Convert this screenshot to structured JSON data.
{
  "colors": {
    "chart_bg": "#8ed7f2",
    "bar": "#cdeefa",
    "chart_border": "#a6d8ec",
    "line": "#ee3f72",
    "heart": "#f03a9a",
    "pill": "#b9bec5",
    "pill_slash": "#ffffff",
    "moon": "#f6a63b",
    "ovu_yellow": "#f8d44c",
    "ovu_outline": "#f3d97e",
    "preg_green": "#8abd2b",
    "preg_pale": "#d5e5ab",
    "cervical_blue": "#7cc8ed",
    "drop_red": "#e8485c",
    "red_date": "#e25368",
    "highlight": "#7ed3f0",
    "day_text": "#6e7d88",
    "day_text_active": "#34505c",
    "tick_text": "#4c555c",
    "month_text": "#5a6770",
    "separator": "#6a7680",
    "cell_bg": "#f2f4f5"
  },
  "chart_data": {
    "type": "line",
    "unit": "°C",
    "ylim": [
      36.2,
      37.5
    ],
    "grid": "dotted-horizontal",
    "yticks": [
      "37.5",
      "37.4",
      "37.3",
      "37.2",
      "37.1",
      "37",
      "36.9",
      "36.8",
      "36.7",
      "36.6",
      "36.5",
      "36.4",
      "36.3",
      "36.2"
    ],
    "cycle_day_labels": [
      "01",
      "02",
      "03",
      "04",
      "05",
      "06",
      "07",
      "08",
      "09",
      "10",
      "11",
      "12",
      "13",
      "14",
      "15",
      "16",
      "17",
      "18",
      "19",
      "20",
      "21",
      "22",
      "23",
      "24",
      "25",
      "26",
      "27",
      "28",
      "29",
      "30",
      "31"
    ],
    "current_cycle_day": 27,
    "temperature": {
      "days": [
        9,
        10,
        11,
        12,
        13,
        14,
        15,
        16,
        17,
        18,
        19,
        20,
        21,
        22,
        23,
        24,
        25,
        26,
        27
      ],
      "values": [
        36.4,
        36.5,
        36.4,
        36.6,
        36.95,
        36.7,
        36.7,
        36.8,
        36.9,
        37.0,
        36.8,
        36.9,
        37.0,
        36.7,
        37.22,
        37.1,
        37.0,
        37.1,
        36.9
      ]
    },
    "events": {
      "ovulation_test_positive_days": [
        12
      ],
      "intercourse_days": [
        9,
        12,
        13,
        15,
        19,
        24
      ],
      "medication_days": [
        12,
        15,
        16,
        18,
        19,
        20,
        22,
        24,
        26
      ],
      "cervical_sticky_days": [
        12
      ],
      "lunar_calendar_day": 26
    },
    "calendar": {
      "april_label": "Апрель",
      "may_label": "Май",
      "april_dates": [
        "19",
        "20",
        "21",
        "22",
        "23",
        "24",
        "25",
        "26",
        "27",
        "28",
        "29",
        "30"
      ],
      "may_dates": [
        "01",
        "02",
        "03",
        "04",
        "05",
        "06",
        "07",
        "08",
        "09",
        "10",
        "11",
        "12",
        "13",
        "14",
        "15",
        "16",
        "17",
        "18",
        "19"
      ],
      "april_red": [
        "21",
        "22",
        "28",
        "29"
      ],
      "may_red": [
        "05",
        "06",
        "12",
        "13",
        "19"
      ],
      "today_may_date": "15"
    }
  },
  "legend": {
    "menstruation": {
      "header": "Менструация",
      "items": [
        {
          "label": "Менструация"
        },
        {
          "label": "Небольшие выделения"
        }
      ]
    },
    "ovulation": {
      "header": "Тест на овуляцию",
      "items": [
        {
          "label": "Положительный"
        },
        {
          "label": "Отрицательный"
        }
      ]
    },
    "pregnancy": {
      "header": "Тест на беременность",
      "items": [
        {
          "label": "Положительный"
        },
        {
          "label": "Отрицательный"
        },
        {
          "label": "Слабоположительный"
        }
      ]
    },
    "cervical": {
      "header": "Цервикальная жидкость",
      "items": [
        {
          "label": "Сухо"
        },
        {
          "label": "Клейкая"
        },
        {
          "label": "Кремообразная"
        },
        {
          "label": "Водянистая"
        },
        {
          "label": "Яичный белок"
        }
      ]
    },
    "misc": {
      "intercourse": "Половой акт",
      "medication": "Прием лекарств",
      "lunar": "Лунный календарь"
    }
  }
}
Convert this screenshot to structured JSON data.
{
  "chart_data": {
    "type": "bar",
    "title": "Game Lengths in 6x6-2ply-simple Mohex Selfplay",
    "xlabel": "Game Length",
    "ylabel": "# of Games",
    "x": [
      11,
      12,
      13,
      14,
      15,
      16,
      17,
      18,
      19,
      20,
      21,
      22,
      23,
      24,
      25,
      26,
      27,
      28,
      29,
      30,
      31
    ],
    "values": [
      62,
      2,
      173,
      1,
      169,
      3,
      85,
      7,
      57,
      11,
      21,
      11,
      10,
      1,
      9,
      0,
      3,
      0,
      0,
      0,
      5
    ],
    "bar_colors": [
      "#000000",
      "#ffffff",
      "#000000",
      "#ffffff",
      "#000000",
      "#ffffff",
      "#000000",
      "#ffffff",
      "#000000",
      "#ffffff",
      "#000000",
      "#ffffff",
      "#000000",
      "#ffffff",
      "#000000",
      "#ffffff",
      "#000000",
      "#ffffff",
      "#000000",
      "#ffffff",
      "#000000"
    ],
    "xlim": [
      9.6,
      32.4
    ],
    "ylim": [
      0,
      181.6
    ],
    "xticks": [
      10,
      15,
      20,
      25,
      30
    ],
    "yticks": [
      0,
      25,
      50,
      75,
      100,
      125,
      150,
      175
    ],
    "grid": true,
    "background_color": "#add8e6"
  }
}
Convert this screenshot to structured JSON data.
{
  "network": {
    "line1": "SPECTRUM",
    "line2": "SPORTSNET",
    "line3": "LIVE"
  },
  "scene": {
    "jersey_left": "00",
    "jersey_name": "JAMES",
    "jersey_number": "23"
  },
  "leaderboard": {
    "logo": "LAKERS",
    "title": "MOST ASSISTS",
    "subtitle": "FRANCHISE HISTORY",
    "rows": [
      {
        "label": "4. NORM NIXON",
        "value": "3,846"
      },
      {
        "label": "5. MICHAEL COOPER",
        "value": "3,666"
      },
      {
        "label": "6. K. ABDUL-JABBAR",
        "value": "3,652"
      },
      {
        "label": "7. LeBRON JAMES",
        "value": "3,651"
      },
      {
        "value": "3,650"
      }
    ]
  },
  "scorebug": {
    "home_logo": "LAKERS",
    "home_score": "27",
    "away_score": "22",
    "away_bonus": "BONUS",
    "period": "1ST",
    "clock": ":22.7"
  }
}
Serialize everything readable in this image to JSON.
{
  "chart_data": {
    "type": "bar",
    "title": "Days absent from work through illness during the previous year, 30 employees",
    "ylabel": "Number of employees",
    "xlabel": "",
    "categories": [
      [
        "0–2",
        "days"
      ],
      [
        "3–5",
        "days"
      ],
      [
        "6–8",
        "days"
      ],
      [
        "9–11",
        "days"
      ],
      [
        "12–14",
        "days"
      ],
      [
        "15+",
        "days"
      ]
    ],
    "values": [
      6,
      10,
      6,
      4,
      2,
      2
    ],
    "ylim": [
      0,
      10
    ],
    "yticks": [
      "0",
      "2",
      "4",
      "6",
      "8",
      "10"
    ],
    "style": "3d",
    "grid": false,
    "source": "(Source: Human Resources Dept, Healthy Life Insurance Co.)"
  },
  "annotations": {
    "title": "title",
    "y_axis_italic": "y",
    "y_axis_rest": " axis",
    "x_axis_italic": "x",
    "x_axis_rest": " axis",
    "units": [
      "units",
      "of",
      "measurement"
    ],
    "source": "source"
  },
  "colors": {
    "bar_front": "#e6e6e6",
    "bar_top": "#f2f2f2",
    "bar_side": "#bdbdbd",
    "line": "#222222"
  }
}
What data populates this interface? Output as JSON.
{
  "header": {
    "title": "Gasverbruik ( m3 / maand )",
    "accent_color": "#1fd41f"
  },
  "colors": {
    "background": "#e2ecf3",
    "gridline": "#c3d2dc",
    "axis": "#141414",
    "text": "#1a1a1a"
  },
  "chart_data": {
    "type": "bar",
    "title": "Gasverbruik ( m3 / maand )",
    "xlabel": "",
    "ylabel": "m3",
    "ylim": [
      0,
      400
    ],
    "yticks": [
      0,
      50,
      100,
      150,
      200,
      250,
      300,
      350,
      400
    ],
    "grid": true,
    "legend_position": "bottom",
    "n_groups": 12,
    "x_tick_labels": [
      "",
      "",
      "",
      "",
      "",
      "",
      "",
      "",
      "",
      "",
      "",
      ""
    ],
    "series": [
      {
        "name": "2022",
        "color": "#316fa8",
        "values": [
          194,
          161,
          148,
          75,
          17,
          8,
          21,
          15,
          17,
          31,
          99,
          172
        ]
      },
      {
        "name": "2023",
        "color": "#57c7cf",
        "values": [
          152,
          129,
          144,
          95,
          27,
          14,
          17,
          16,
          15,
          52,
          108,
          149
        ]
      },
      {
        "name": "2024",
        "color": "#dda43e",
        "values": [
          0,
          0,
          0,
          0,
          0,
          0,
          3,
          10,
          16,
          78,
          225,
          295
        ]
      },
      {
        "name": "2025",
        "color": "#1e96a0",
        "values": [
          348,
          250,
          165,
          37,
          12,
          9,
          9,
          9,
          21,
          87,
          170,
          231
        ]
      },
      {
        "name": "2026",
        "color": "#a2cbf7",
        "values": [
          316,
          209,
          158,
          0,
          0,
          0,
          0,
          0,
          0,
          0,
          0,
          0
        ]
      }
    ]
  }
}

* * * * * * *

Written task. The string "Тест" may appear in lines of the listing above; tally those lines and give the number only.

Solution. 2